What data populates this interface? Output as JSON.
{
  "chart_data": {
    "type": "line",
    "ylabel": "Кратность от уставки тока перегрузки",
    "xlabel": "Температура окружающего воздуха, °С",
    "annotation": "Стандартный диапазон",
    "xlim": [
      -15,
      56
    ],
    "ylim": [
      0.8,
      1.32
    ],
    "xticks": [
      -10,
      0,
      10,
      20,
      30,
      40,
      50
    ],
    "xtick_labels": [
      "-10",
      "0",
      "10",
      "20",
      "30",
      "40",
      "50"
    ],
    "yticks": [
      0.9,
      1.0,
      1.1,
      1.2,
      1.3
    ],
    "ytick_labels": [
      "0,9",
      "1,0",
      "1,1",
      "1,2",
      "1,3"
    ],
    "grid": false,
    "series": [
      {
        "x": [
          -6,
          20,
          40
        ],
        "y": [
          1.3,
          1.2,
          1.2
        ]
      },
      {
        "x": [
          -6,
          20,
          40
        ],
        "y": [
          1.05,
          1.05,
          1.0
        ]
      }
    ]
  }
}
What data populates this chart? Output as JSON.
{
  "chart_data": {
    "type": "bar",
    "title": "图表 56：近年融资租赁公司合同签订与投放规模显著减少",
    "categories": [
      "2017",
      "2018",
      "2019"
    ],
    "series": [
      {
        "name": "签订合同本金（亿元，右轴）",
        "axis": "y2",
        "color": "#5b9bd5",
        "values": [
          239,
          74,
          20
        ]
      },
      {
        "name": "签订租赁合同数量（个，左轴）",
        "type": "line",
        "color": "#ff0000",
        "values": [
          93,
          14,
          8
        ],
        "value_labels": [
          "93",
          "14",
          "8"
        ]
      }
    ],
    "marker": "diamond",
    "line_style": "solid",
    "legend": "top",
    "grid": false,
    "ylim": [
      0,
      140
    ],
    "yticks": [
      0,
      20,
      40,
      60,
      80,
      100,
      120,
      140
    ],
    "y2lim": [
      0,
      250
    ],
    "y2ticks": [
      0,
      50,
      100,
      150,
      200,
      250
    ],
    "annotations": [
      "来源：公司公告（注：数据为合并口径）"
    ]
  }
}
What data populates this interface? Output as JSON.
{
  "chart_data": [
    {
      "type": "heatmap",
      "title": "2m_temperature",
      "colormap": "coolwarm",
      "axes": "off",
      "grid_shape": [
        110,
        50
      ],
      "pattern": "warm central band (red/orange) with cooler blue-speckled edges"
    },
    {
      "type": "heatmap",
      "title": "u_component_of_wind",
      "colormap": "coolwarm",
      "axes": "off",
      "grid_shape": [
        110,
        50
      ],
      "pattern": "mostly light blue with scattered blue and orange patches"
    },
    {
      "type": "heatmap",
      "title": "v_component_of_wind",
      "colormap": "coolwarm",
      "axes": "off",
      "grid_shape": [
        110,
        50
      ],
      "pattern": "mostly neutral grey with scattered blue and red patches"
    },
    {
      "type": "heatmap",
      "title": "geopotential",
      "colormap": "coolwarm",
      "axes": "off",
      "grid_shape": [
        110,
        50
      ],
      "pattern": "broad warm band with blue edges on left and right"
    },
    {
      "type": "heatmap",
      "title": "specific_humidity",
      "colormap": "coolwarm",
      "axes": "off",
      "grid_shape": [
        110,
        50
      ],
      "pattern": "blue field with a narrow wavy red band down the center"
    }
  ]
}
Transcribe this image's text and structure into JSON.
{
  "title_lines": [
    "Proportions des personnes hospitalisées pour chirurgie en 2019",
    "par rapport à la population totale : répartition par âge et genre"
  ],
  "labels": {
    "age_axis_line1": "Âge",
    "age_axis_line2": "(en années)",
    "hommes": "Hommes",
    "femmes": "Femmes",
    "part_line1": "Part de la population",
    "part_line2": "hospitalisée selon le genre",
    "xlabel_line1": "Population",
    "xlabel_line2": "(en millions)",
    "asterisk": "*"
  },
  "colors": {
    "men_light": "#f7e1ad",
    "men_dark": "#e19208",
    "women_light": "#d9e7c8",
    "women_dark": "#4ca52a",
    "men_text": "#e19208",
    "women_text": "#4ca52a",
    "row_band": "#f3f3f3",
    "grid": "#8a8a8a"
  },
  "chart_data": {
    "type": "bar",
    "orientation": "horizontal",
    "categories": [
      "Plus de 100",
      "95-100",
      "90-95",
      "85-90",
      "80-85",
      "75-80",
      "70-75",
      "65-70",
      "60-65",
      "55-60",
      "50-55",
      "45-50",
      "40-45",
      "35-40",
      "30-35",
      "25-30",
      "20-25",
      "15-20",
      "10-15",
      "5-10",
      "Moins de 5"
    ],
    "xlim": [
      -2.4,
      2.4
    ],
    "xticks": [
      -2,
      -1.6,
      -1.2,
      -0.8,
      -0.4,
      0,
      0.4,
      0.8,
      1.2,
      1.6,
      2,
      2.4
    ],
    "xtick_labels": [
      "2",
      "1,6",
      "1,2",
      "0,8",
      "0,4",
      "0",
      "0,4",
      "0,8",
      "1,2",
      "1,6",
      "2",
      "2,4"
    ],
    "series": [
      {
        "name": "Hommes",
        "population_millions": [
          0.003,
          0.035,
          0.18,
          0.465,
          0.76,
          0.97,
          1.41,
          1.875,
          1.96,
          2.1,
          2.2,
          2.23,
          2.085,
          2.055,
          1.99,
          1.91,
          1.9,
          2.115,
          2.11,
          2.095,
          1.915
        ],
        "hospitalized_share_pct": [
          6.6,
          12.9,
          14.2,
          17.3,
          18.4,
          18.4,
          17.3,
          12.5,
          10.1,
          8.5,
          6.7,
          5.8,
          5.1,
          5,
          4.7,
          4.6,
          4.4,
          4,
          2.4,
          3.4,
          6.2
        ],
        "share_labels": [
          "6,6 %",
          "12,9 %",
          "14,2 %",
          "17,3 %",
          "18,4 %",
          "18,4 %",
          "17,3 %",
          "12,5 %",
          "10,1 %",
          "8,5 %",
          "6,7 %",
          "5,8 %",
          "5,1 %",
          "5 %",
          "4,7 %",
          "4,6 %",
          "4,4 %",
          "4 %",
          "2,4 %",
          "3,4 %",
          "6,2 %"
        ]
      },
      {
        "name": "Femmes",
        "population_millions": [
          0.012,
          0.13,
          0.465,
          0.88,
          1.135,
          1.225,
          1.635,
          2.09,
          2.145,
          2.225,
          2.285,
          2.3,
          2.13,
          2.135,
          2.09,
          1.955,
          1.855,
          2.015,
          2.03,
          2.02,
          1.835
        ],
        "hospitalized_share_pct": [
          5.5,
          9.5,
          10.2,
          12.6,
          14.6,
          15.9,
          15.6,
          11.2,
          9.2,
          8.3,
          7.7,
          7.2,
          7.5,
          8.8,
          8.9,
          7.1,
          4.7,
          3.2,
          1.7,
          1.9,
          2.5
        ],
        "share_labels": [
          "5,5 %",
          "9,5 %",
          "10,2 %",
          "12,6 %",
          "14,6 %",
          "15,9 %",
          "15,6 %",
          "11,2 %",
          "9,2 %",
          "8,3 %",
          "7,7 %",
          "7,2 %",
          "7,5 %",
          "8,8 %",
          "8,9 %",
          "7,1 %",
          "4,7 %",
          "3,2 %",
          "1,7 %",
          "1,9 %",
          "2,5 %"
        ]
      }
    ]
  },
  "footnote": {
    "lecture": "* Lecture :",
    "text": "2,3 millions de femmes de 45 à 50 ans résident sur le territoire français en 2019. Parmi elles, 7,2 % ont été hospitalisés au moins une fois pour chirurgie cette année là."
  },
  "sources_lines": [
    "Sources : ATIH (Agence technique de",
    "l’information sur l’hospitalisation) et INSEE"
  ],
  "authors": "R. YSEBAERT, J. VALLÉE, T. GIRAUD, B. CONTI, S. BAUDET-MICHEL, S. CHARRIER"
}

○ ○ ○ ○ ○ ○ ○

* **GIVEN TASK**: Exactly reproduce every record.

* **OUTPUT OF THE EXERCISE**:
What data populates this interface? Output as JSON.
{
  "chart_data": {
    "type": "line",
    "ylabel": "Кратность от уставки тока перегрузки",
    "xlabel": "Температура окружающего воздуха, °С",
    "annotation": "Стандартный диапазон",
    "xlim": [
      -15,
      56
    ],
    "ylim": [
      0.8,
      1.32
    ],
    "xticks": [
      -10,
      0,
      10,
      20,
      30,
      40,
      50
    ],
    "xtick_labels": [
      "-10",
      "0",
      "10",
      "20",
      "30",
      "40",
      "50"
    ],
    "yticks": [
      0.9,
      1.0,
      1.1,
      1.2,
      1.3
    ],
    "ytick_labels": [
      "0,9",
      "1,0",
      "1,1",
      "1,2",
      "1,3"
    ],
    "grid": false,
    "series": [
      {
        "x": [
          -6,
          20,
          40
        ],
        "y": [
          1.3,
          1.2,
          1.2
        ]
      },
      {
        "x": [
          -6,
          20,
          40
        ],
        "y": [
          1.05,
          1.05,
          1.0
        ]
      }
    ]
  }
}
What data populates this chart? Output as JSON.
{
  "chart_data": {
    "type": "bar",
    "title": "图表 56：近年融资租赁公司合同签订与投放规模显著减少",
    "categories": [
      "2017",
      "2018",
      "2019"
    ],
    "series": [
      {
        "name": "签订合同本金（亿元，右轴）",
        "axis": "y2",
        "color": "#5b9bd5",
        "values": [
          239,
          74,
          20
        ]
      },
      {
        "name": "签订租赁合同数量（个，左轴）",
        "type": "line",
        "color": "#ff0000",
        "values": [
          93,
          14,
          8
        ],
        "value_labels": [
          "93",
          "14",
          "8"
        ]
      }
    ],
    "marker": "diamond",
    "line_style": "solid",
    "legend": "top",
    "grid": false,
    "ylim": [
      0,
      140
    ],
    "yticks": [
      0,
      20,
      40,
      60,
      80,
      100,
      120,
      140
    ],
    "y2lim": [
      0,
      250
    ],
    "y2ticks": [
      0,
      50,
      100,
      150,
      200,
      250
    ],
    "annotations": [
      "来源：公司公告（注：数据为合并口径）"
    ]
  }
}
What data populates this interface? Output as JSON.
{
  "chart_data": [
    {
      "type": "heatmap",
      "title": "2m_temperature",
      "colormap": "coolwarm",
      "axes": "off",
      "grid_shape": [
        110,
        50
      ],
      "pattern": "warm central band (red/orange) with cooler blue-speckled edges"
    },
    {
      "type": "heatmap",
      "title": "u_component_of_wind",
      "colormap": "coolwarm",
      "axes": "off",
      "grid_shape": [
        110,
        50
      ],
      "pattern": "mostly light blue with scattered blue and orange patches"
    },
    {
      "type": "heatmap",
      "title": "v_component_of_wind",
      "colormap": "coolwarm",
      "axes": "off",
      "grid_shape": [
        110,
        50
      ],
      "pattern": "mostly neutral grey with scattered blue and red patches"
    },
    {
      "type": "heatmap",
      "title": "geopotential",
      "colormap": "coolwarm",
      "axes": "off",
      "grid_shape": [
        110,
        50
      ],
      "pattern": "broad warm band with blue edges on left and right"
    },
    {
      "type": "heatmap",
      "title": "specific_humidity",
      "colormap": "coolwarm",
      "axes": "off",
      "grid_shape": [
        110,
        50
      ],
      "pattern": "blue field with a narrow wavy red band down the center"
    }
  ]
}
Transcribe this image's text and structure into JSON.
{
  "title_lines": [
    "Proportions des personnes hospitalisées pour chirurgie en 2019",
    "par rapport à la population totale : répartition par âge et genre"
  ],
  "labels": {
    "age_axis_line1": "Âge",
    "age_axis_line2": "(en années)",
    "hommes": "Hommes",
    "femmes": "Femmes",
    "part_line1": "Part de la population",
    "part_line2": "hospitalisée selon le genre",
    "xlabel_line1": "Population",
    "xlabel_line2": "(en millions)",
    "asterisk": "*"
  },
  "colors": {
    "men_light": "#f7e1ad",
    "men_dark": "#e19208",
    "women_light": "#d9e7c8",
    "women_dark": "#4ca52a",
    "men_text": "#e19208",
    "women_text": "#4ca52a",
    "row_band": "#f3f3f3",
    "grid": "#8a8a8a"
  },
  "chart_data": {
    "type": "bar",
    "orientation": "horizontal",
    "categories": [
      "Plus de 100",
      "95-100",
      "90-95",
      "85-90",
      "80-85",
      "75-80",
      "70-75",
      "65-70",
      "60-65",
      "55-60",
      "50-55",
      "45-50",
      "40-45",
      "35-40",
      "30-35",
      "25-30",
      "20-25",
      "15-20",
      "10-15",
      "5-10",
      "Moins de 5"
    ],
    "xlim": [
      -2.4,
      2.4
    ],
    "xticks": [
      -2,
      -1.6,
      -1.2,
      -0.8,
      -0.4,
      0,
      0.4,
      0.8,
      1.2,
      1.6,
      2,
      2.4
    ],
    "xtick_labels": [
      "2",
      "1,6",
      "1,2",
      "0,8",
      "0,4",
      "0",
      "0,4",
      "0,8",
      "1,2",
      "1,6",
      "2",
      "2,4"
    ],
    "series": [
      {
        "name": "Hommes",
        "population_millions": [
          0.003,
          0.035,
          0.18,
          0.465,
          0.76,
          0.97,
          1.41,
          1.875,
          1.96,
          2.1,
          2.2,
          2.23,
          2.085,
          2.055,
          1.99,
          1.91,
          1.9,
          2.115,
          2.11,
          2.095,
          1.915
        ],
        "hospitalized_share_pct": [
          6.6,
          12.9,
          14.2,
          17.3,
          18.4,
          18.4,
          17.3,
          12.5,
          10.1,
          8.5,
          6.7,
          5.8,
          5.1,
          5,
          4.7,
          4.6,
          4.4,
          4,
          2.4,
          3.4,
          6.2
        ],
        "share_labels": [
          "6,6 %",
          "12,9 %",
          "14,2 %",
          "17,3 %",
          "18,4 %",
          "18,4 %",
          "17,3 %",
          "12,5 %",
          "10,1 %",
          "8,5 %",
          "6,7 %",
          "5,8 %",
          "5,1 %",
          "5 %",
          "4,7 %",
          "4,6 %",
          "4,4 %",
          "4 %",
          "2,4 %",
          "3,4 %",
          "6,2 %"
        ]
      },
      {
        "name": "Femmes",
        "population_millions": [
          0.012,
          0.13,
          0.465,
          0.88,
          1.135,
          1.225,
          1.635,
          2.09,
          2.145,
          2.225,
          2.285,
          2.3,
          2.13,
          2.135,
          2.09,
          1.955,
          1.855,
          2.015,
          2.03,
          2.02,
          1.835
        ],
        "hospitalized_share_pct": [
          5.5,
          9.5,
          10.2,
          12.6,
          14.6,
          15.9,
          15.6,
          11.2,
          9.2,
          8.3,
          7.7,
          7.2,
          7.5,
          8.8,
          8.9,
          7.1,
          4.7,
          3.2,
          1.7,
          1.9,
          2.5
        ],
        "share_labels": [
          "5,5 %",
          "9,5 %",
          "10,2 %",
          "12,6 %",
          "14,6 %",
          "15,9 %",
          "15,6 %",
          "11,2 %",
          "9,2 %",
          "8,3 %",
          "7,7 %",
          "7,2 %",
          "7,5 %",
          "8,8 %",
          "8,9 %",
          "7,1 %",
          "4,7 %",
          "3,2 %",
          "1,7 %",
          "1,9 %",
          "2,5 %"
        ]
      }
    ]
  },
  "footnote": {
    "lecture": "* Lecture :",
    "text": "2,3 millions de femmes de 45 à 50 ans résident sur le territoire français en 2019. Parmi elles, 7,2 % ont été hospitalisés au moins une fois pour chirurgie cette année là."
  },
  "sources_lines": [
    "Sources : ATIH (Agence technique de",
    "l’information sur l’hospitalisation) et INSEE"
  ],
  "authors": "R. YSEBAERT, J. VALLÉE, T. GIRAUD, B. CONTI, S. BAUDET-MICHEL, S. CHARRIER"
}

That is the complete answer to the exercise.